* START Task data *

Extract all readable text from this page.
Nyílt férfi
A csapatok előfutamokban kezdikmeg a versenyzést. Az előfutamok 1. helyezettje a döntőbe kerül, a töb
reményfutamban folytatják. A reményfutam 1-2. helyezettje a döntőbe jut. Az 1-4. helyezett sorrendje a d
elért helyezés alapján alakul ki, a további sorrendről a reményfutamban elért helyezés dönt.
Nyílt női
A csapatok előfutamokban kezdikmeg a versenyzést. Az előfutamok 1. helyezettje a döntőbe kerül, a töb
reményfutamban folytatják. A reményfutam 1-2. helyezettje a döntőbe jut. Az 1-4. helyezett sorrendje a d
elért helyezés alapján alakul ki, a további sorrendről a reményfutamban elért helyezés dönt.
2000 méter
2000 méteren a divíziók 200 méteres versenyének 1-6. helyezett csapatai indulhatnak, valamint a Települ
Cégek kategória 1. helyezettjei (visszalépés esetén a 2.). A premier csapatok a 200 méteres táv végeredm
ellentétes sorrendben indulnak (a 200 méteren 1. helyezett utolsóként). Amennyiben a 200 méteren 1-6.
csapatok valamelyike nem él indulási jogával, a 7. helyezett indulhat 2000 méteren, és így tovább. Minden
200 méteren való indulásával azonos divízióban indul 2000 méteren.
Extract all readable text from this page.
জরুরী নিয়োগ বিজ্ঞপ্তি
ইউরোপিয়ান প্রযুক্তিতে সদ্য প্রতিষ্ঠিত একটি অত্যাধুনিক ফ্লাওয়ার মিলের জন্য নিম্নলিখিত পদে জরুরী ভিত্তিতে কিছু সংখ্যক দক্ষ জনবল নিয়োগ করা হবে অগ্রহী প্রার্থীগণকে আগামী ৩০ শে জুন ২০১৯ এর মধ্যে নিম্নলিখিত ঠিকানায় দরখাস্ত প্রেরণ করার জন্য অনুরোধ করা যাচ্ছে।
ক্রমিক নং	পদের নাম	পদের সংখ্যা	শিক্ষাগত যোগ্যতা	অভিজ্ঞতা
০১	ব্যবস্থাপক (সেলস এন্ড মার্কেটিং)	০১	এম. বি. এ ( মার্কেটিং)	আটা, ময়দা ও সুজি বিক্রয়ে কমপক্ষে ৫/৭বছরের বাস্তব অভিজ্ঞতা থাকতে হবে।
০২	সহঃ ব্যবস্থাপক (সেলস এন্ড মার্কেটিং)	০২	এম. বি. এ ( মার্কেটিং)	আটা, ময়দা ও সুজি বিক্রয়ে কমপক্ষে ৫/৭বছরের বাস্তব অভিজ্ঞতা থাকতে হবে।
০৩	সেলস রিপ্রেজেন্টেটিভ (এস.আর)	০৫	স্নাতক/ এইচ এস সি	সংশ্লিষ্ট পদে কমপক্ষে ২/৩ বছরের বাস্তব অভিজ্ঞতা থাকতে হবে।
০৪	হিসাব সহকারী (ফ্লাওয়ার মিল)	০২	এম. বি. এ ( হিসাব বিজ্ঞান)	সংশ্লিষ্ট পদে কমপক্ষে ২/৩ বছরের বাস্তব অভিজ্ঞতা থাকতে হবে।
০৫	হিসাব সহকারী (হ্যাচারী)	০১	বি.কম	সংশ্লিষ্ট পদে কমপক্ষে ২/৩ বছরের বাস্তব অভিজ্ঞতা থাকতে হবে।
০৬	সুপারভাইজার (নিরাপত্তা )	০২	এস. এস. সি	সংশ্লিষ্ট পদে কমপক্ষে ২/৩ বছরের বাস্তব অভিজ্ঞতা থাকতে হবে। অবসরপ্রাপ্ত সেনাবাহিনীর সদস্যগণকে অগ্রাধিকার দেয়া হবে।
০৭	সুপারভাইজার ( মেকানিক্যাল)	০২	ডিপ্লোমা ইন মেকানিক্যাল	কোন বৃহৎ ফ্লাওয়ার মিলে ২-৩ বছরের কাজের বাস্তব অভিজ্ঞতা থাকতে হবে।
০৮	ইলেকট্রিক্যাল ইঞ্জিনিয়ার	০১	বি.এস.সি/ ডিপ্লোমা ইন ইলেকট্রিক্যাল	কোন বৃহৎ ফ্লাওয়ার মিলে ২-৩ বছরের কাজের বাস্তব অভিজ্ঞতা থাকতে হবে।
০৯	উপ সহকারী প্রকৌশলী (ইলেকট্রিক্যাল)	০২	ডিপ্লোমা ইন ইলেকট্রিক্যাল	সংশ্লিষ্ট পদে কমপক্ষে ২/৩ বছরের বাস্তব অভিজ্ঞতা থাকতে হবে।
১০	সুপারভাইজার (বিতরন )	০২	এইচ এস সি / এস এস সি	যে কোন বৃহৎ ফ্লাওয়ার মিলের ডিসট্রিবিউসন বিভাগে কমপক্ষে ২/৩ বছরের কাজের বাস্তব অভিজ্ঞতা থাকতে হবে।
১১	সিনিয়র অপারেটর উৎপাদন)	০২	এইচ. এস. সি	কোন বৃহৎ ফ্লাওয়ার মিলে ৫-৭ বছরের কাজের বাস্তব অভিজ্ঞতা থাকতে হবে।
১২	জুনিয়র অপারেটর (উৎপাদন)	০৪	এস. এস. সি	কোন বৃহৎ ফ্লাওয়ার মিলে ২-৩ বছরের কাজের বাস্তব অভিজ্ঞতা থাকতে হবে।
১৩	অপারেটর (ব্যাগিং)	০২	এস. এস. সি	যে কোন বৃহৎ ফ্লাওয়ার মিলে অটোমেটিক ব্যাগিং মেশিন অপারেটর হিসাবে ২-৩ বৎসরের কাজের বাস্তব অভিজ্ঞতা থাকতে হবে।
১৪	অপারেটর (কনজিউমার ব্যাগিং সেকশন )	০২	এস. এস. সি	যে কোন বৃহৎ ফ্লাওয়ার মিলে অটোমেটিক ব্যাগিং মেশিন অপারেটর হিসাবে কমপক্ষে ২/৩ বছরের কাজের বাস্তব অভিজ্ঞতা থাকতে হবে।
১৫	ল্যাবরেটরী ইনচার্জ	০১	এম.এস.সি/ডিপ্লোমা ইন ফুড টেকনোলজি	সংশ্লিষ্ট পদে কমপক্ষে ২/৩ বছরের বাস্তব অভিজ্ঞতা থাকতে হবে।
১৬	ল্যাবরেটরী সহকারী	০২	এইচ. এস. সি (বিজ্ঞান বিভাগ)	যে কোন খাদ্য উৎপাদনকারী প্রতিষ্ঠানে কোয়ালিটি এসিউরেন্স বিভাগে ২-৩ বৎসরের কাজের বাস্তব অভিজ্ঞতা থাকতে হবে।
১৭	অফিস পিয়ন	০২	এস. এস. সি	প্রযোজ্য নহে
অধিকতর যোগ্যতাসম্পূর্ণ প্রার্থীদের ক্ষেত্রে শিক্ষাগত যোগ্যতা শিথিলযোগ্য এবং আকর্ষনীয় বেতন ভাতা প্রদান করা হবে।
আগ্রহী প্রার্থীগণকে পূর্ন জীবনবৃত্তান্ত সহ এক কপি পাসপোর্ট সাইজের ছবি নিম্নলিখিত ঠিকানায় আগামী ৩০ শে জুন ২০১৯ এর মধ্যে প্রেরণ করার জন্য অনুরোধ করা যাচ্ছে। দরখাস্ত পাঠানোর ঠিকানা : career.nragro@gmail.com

* END Task data *

Task brief:
Write every record out again, unaltered.

Complete response:
Extract all readable text from this page.
Nyílt férfi
A csapatok előfutamokban kezdikmeg a versenyzést. Az előfutamok 1. helyezettje a döntőbe kerül, a töb
reményfutamban folytatják. A reményfutam 1-2. helyezettje a döntőbe jut. Az 1-4. helyezett sorrendje a d
elért helyezés alapján alakul ki, a további sorrendről a reményfutamban elért helyezés dönt.
Nyílt női
A csapatok előfutamokban kezdikmeg a versenyzést. Az előfutamok 1. helyezettje a döntőbe kerül, a töb
reményfutamban folytatják. A reményfutam 1-2. helyezettje a döntőbe jut. Az 1-4. helyezett sorrendje a d
elért helyezés alapján alakul ki, a további sorrendről a reményfutamban elért helyezés dönt.
2000 méter
2000 méteren a divíziók 200 méteres versenyének 1-6. helyezett csapatai indulhatnak, valamint a Települ
Cégek kategória 1. helyezettjei (visszalépés esetén a 2.). A premier csapatok a 200 méteres táv végeredm
ellentétes sorrendben indulnak (a 200 méteren 1. helyezett utolsóként). Amennyiben a 200 méteren 1-6.
csapatok valamelyike nem él indulási jogával, a 7. helyezett indulhat 2000 méteren, és így tovább. Minden
200 méteren való indulásával azonos divízióban indul 2000 méteren.
Extract all readable text from this page.
জরুরী নিয়োগ বিজ্ঞপ্তি
ইউরোপিয়ান প্রযুক্তিতে সদ্য প্রতিষ্ঠিত একটি অত্যাধুনিক ফ্লাওয়ার মিলের জন্য নিম্নলিখিত পদে জরুরী ভিত্তিতে কিছু সংখ্যক দক্ষ জনবল নিয়োগ করা হবে অগ্রহী প্রার্থীগণকে আগামী ৩০ শে জুন ২০১৯ এর মধ্যে নিম্নলিখিত ঠিকানায় দরখাস্ত প্রেরণ করার জন্য অনুরোধ করা যাচ্ছে।
ক্রমিক নং	পদের নাম	পদের সংখ্যা	শিক্ষাগত যোগ্যতা	অভিজ্ঞতা
০১	ব্যবস্থাপক (সেলস এন্ড মার্কেটিং)	০১	এম. বি. এ ( মার্কেটিং)	আটা, ময়দা ও সুজি বিক্রয়ে কমপক্ষে ৫/৭বছরের বাস্তব অভিজ্ঞতা থাকতে হবে।
০২	সহঃ ব্যবস্থাপক (সেলস এন্ড মার্কেটিং)	০২	এম. বি. এ ( মার্কেটিং)	আটা, ময়দা ও সুজি বিক্রয়ে কমপক্ষে ৫/৭বছরের বাস্তব অভিজ্ঞতা থাকতে হবে।
০৩	সেলস রিপ্রেজেন্টেটিভ (এস.আর)	০৫	স্নাতক/ এইচ এস সি	সংশ্লিষ্ট পদে কমপক্ষে ২/৩ বছরের বাস্তব অভিজ্ঞতা থাকতে হবে।
০৪	হিসাব সহকারী (ফ্লাওয়ার মিল)	০২	এম. বি. এ ( হিসাব বিজ্ঞান)	সংশ্লিষ্ট পদে কমপক্ষে ২/৩ বছরের বাস্তব অভিজ্ঞতা থাকতে হবে।
০৫	হিসাব সহকারী (হ্যাচারী)	০১	বি.কম	সংশ্লিষ্ট পদে কমপক্ষে ২/৩ বছরের বাস্তব অভিজ্ঞতা থাকতে হবে।
০৬	সুপারভাইজার (নিরাপত্তা )	০২	এস. এস. সি	সংশ্লিষ্ট পদে কমপক্ষে ২/৩ বছরের বাস্তব অভিজ্ঞতা থাকতে হবে। অবসরপ্রাপ্ত সেনাবাহিনীর সদস্যগণকে অগ্রাধিকার দেয়া হবে।
০৭	সুপারভাইজার ( মেকানিক্যাল)	০২	ডিপ্লোমা ইন মেকানিক্যাল	কোন বৃহৎ ফ্লাওয়ার মিলে ২-৩ বছরের কাজের বাস্তব অভিজ্ঞতা থাকতে হবে।
০৮	ইলেকট্রিক্যাল ইঞ্জিনিয়ার	০১	বি.এস.সি/ ডিপ্লোমা ইন ইলেকট্রিক্যাল	কোন বৃহৎ ফ্লাওয়ার মিলে ২-৩ বছরের কাজের বাস্তব অভিজ্ঞতা থাকতে হবে।
০৯	উপ সহকারী প্রকৌশলী (ইলেকট্রিক্যাল)	০২	ডিপ্লোমা ইন ইলেকট্রিক্যাল	সংশ্লিষ্ট পদে কমপক্ষে ২/৩ বছরের বাস্তব অভিজ্ঞতা থাকতে হবে।
১০	সুপারভাইজার (বিতরন )	০২	এইচ এস সি / এস এস সি	যে কোন বৃহৎ ফ্লাওয়ার মিলের ডিসট্রিবিউসন বিভাগে কমপক্ষে ২/৩ বছরের কাজের বাস্তব অভিজ্ঞতা থাকতে হবে।
১১	সিনিয়র অপারেটর উৎপাদন)	০২	এইচ. এস. সি	কোন বৃহৎ ফ্লাওয়ার মিলে ৫-৭ বছরের কাজের বাস্তব অভিজ্ঞতা থাকতে হবে।
১২	জুনিয়র অপারেটর (উৎপাদন)	০৪	এস. এস. সি	কোন বৃহৎ ফ্লাওয়ার মিলে ২-৩ বছরের কাজের বাস্তব অভিজ্ঞতা থাকতে হবে।
১৩	অপারেটর (ব্যাগিং)	০২	এস. এস. সি	যে কোন বৃহৎ ফ্লাওয়ার মিলে অটোমেটিক ব্যাগিং মেশিন অপারেটর হিসাবে ২-৩ বৎসরের কাজের বাস্তব অভিজ্ঞতা থাকতে হবে।
১৪	অপারেটর (কনজিউমার ব্যাগিং সেকশন )	০২	এস. এস. সি	যে কোন বৃহৎ ফ্লাওয়ার মিলে অটোমেটিক ব্যাগিং মেশিন অপারেটর হিসাবে কমপক্ষে ২/৩ বছরের কাজের বাস্তব অভিজ্ঞতা থাকতে হবে।
১৫	ল্যাবরেটরী ইনচার্জ	০১	এম.এস.সি/ডিপ্লোমা ইন ফুড টেকনোলজি	সংশ্লিষ্ট পদে কমপক্ষে ২/৩ বছরের বাস্তব অভিজ্ঞতা থাকতে হবে।
১৬	ল্যাবরেটরী সহকারী	০২	এইচ. এস. সি (বিজ্ঞান বিভাগ)	যে কোন খাদ্য উৎপাদনকারী প্রতিষ্ঠানে কোয়ালিটি এসিউরেন্স বিভাগে ২-৩ বৎসরের কাজের বাস্তব অভিজ্ঞতা থাকতে হবে।
১৭	অফিস পিয়ন	০২	এস. এস. সি	প্রযোজ্য নহে
অধিকতর যোগ্যতাসম্পূর্ণ প্রার্থীদের ক্ষেত্রে শিক্ষাগত যোগ্যতা শিথিলযোগ্য এবং আকর্ষনীয় বেতন ভাতা প্রদান করা হবে।
আগ্রহী প্রার্থীগণকে পূর্ন জীবনবৃত্তান্ত সহ এক কপি পাসপোর্ট সাইজের ছবি নিম্নলিখিত ঠিকানায় আগামী ৩০ শে জুন ২০১৯ এর মধ্যে প্রেরণ করার জন্য অনুরোধ করা যাচ্ছে। দরখাস্ত পাঠানোর ঠিকানা : career.nragro@gmail.com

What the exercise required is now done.